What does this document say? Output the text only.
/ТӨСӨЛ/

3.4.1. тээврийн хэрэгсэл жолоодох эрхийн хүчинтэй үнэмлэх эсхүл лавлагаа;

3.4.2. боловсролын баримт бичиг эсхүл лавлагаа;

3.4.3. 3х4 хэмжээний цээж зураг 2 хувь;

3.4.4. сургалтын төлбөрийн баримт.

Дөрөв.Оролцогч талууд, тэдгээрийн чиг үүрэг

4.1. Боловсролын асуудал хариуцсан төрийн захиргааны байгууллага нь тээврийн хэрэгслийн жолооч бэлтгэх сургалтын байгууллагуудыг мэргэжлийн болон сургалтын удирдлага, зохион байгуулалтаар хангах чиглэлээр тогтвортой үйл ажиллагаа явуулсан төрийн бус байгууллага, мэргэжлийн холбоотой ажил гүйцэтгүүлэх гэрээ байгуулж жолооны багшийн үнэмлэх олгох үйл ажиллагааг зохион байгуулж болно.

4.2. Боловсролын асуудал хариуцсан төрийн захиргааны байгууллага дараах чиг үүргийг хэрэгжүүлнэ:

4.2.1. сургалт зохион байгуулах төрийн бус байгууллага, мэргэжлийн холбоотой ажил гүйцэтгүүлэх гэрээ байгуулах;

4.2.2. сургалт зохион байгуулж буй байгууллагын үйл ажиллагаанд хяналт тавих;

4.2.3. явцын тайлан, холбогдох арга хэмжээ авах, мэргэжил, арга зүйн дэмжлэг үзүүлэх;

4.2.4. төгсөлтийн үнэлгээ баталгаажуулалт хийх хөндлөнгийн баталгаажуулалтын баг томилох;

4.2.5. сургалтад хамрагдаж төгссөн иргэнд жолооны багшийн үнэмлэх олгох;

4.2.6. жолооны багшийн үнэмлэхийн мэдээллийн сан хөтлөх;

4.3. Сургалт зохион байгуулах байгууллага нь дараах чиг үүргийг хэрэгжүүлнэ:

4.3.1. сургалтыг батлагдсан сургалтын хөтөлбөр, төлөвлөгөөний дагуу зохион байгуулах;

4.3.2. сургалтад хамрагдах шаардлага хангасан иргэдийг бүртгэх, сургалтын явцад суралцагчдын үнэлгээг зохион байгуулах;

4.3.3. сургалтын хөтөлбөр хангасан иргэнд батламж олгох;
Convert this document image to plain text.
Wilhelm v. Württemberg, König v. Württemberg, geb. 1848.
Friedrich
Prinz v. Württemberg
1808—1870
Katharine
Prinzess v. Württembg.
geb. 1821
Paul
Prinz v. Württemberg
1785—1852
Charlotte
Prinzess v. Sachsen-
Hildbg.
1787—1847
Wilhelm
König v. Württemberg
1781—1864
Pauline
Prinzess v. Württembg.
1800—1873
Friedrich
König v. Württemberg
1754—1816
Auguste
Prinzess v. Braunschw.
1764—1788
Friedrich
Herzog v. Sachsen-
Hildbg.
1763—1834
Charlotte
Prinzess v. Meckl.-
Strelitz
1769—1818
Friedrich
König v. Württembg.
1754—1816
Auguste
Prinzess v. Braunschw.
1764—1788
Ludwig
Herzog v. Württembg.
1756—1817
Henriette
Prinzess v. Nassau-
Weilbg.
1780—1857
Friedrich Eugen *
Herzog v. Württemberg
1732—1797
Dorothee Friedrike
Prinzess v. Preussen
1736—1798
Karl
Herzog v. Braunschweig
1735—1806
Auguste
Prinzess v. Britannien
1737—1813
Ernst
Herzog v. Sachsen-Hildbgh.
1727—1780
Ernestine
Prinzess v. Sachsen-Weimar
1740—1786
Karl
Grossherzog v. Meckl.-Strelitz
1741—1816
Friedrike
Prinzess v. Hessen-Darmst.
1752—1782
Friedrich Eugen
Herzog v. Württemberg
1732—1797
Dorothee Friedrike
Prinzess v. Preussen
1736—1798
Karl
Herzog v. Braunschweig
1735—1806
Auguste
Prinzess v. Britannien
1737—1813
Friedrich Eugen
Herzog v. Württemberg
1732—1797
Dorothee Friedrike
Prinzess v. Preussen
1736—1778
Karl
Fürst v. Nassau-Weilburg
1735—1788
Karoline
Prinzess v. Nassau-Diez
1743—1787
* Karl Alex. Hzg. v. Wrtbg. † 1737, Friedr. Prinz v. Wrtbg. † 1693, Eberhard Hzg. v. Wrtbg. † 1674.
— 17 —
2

****************************************

* PROBLEM TO SOLVE:
The word "жолооны" may turn up on some lines of these records; say how many, with no other words.

* FULL ANSWER:
3